• _Task brief_: Below is a set of records; print all of them exactly as written.

# Start of Data section

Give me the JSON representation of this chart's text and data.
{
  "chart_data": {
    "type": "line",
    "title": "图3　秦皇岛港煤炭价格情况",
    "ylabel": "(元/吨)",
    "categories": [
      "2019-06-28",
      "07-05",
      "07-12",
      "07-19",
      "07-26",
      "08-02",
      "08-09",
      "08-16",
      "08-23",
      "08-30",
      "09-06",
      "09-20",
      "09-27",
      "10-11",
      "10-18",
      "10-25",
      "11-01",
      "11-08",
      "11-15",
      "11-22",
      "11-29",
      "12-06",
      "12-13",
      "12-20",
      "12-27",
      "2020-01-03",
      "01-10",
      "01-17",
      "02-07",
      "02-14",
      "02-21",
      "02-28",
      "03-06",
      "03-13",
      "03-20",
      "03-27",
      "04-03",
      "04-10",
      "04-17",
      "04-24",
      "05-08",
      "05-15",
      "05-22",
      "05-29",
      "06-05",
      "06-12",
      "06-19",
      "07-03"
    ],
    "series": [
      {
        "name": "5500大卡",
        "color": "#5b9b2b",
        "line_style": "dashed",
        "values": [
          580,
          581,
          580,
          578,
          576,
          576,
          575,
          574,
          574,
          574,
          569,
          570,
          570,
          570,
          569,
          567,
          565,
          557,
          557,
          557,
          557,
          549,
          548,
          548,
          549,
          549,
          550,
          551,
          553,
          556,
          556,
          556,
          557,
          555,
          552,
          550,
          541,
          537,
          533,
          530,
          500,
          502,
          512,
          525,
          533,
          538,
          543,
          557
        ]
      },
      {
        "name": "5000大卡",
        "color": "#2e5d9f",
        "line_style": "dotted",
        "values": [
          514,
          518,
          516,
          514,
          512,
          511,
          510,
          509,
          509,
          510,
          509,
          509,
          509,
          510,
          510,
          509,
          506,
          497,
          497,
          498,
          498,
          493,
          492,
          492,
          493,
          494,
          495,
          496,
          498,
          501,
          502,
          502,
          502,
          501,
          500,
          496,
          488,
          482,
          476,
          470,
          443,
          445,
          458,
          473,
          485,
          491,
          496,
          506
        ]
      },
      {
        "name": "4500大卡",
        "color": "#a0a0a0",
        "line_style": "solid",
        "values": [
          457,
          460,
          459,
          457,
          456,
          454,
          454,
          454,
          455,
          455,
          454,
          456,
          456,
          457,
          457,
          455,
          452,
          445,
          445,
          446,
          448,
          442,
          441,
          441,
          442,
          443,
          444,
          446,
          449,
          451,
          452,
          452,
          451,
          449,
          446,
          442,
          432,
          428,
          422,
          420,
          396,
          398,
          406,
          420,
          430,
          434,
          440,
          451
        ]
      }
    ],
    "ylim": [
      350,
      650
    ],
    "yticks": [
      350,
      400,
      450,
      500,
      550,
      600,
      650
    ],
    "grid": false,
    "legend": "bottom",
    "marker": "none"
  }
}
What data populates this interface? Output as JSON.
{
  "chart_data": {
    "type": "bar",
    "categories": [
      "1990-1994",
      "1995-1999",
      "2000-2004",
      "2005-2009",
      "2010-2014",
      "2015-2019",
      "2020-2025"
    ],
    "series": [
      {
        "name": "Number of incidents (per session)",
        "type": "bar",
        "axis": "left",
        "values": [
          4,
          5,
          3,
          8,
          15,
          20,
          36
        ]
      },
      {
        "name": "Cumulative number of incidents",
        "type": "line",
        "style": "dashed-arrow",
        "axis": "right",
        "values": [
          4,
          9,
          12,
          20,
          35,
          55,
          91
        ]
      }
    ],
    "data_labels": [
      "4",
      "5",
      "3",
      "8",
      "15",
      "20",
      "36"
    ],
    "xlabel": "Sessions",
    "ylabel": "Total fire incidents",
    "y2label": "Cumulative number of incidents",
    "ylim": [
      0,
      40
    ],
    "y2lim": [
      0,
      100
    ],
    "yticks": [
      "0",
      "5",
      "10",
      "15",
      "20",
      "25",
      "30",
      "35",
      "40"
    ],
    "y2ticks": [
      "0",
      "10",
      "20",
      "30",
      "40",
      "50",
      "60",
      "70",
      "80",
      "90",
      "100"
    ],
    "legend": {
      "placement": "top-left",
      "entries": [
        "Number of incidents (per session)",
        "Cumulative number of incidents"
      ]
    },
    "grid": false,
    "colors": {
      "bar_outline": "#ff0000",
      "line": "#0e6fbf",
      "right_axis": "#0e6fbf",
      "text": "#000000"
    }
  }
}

# End of Data section

• _Full output_:
Give me the JSON representation of this chart's text and data.
{
  "chart_data": {
    "type": "line",
    "title": "图3　秦皇岛港煤炭价格情况",
    "ylabel": "(元/吨)",
    "categories": [
      "2019-06-28",
      "07-05",
      "07-12",
      "07-19",
      "07-26",
      "08-02",
      "08-09",
      "08-16",
      "08-23",
      "08-30",
      "09-06",
      "09-20",
      "09-27",
      "10-11",
      "10-18",
      "10-25",
      "11-01",
      "11-08",
      "11-15",
      "11-22",
      "11-29",
      "12-06",
      "12-13",
      "12-20",
      "12-27",
      "2020-01-03",
      "01-10",
      "01-17",
      "02-07",
      "02-14",
      "02-21",
      "02-28",
      "03-06",
      "03-13",
      "03-20",
      "03-27",
      "04-03",
      "04-10",
      "04-17",
      "04-24",
      "05-08",
      "05-15",
      "05-22",
      "05-29",
      "06-05",
      "06-12",
      "06-19",
      "07-03"
    ],
    "series": [
      {
        "name": "5500大卡",
        "color": "#5b9b2b",
        "line_style": "dashed",
        "values": [
          580,
          581,
          580,
          578,
          576,
          576,
          575,
          574,
          574,
          574,
          569,
          570,
          570,
          570,
          569,
          567,
          565,
          557,
          557,
          557,
          557,
          549,
          548,
          548,
          549,
          549,
          550,
          551,
          553,
          556,
          556,
          556,
          557,
          555,
          552,
          550,
          541,
          537,
          533,
          530,
          500,
          502,
          512,
          525,
          533,
          538,
          543,
          557
        ]
      },
      {
        "name": "5000大卡",
        "color": "#2e5d9f",
        "line_style": "dotted",
        "values": [
          514,
          518,
          516,
          514,
          512,
          511,
          510,
          509,
          509,
          510,
          509,
          509,
          509,
          510,
          510,
          509,
          506,
          497,
          497,
          498,
          498,
          493,
          492,
          492,
          493,
          494,
          495,
          496,
          498,
          501,
          502,
          502,
          502,
          501,
          500,
          496,
          488,
          482,
          476,
          470,
          443,
          445,
          458,
          473,
          485,
          491,
          496,
          506
        ]
      },
      {
        "name": "4500大卡",
        "color": "#a0a0a0",
        "line_style": "solid",
        "values": [
          457,
          460,
          459,
          457,
          456,
          454,
          454,
          454,
          455,
          455,
          454,
          456,
          456,
          457,
          457,
          455,
          452,
          445,
          445,
          446,
          448,
          442,
          441,
          441,
          442,
          443,
          444,
          446,
          449,
          451,
          452,
          452,
          451,
          449,
          446,
          442,
          432,
          428,
          422,
          420,
          396,
          398,
          406,
          420,
          430,
          434,
          440,
          451
        ]
      }
    ],
    "ylim": [
      350,
      650
    ],
    "yticks": [
      350,
      400,
      450,
      500,
      550,
      600,
      650
    ],
    "grid": false,
    "legend": "bottom",
    "marker": "none"
  }
}
What data populates this interface? Output as JSON.
{
  "chart_data": {
    "type": "bar",
    "categories": [
      "1990-1994",
      "1995-1999",
      "2000-2004",
      "2005-2009",
      "2010-2014",
      "2015-2019",
      "2020-2025"
    ],
    "series": [
      {
        "name": "Number of incidents (per session)",
        "type": "bar",
        "axis": "left",
        "values": [
          4,
          5,
          3,
          8,
          15,
          20,
          36
        ]
      },
      {
        "name": "Cumulative number of incidents",
        "type": "line",
        "style": "dashed-arrow",
        "axis": "right",
        "values": [
          4,
          9,
          12,
          20,
          35,
          55,
          91
        ]
      }
    ],
    "data_labels": [
      "4",
      "5",
      "3",
      "8",
      "15",
      "20",
      "36"
    ],
    "xlabel": "Sessions",
    "ylabel": "Total fire incidents",
    "y2label": "Cumulative number of incidents",
    "ylim": [
      0,
      40
    ],
    "y2lim": [
      0,
      100
    ],
    "yticks": [
      "0",
      "5",
      "10",
      "15",
      "20",
      "25",
      "30",
      "35",
      "40"
    ],
    "y2ticks": [
      "0",
      "10",
      "20",
      "30",
      "40",
      "50",
      "60",
      "70",
      "80",
      "90",
      "100"
    ],
    "legend": {
      "placement": "top-left",
      "entries": [
        "Number of incidents (per session)",
        "Cumulative number of incidents"
      ]
    },
    "grid": false,
    "colors": {
      "bar_outline": "#ff0000",
      "line": "#0e6fbf",
      "right_axis": "#0e6fbf",
      "text": "#000000"
    }
  }
}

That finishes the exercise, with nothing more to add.